TO DO:
Go through the lines below and copy each one that holds the string "опрессованными".

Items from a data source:

════════════════════

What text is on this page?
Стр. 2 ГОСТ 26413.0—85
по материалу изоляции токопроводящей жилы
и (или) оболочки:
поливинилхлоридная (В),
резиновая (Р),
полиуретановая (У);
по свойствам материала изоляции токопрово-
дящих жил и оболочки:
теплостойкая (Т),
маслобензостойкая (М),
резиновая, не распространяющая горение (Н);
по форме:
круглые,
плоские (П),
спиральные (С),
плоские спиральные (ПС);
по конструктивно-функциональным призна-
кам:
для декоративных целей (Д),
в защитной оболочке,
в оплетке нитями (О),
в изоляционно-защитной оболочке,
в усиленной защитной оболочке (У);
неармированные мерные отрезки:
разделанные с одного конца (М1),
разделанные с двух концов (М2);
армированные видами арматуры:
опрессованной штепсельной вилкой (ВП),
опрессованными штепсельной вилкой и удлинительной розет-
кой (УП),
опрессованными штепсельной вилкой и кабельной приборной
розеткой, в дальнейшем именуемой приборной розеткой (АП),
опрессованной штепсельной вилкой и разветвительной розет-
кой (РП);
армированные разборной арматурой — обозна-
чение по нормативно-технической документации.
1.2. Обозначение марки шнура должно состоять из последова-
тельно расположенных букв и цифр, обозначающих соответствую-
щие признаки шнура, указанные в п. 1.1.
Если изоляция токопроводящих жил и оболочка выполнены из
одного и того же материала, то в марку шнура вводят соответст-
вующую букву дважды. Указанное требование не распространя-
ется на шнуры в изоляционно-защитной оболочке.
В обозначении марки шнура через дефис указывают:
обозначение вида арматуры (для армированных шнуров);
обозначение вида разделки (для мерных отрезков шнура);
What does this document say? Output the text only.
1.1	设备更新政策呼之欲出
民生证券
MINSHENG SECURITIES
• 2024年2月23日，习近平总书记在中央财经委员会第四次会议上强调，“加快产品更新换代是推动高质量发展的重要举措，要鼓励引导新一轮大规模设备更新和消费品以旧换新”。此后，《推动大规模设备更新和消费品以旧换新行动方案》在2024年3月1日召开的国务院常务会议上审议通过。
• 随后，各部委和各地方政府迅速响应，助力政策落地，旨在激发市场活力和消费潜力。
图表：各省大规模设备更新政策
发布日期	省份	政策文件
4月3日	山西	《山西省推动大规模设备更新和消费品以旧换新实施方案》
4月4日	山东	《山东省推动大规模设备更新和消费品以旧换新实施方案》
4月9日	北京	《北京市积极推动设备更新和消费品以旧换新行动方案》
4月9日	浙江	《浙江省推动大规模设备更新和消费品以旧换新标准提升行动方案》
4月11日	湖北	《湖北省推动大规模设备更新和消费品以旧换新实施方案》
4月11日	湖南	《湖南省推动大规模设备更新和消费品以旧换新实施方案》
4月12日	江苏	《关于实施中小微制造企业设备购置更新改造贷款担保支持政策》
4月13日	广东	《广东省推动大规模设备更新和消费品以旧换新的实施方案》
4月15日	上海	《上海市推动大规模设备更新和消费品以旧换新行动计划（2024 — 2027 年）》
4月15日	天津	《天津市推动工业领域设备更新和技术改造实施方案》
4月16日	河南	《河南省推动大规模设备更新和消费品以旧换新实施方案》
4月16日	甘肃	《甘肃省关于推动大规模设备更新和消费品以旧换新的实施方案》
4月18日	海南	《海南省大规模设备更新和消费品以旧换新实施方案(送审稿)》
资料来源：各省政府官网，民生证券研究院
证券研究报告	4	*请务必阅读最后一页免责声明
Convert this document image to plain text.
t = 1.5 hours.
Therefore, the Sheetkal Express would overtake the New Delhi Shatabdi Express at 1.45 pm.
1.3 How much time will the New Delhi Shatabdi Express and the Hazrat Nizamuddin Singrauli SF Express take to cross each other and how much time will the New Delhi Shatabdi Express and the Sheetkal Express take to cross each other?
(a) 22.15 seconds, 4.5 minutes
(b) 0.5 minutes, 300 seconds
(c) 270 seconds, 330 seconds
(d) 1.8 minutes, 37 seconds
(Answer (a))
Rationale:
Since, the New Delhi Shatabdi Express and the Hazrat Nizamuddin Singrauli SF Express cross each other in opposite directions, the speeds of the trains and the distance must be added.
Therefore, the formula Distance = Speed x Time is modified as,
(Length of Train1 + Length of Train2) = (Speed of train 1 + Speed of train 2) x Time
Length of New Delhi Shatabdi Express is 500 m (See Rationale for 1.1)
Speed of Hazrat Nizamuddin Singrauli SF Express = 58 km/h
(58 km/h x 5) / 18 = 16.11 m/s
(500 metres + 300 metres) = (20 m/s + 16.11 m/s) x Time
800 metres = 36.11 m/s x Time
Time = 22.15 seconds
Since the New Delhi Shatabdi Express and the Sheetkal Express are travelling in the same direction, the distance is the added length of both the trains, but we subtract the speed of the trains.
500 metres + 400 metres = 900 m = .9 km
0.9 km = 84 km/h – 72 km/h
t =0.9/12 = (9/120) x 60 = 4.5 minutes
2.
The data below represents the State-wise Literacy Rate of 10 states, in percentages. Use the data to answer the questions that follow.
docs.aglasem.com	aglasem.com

════════════════════

TASK OUTPUT:
опрессованными штепсельной вилкой и удлинительной розет-
опрессованными штепсельной вилкой и кабельной приборной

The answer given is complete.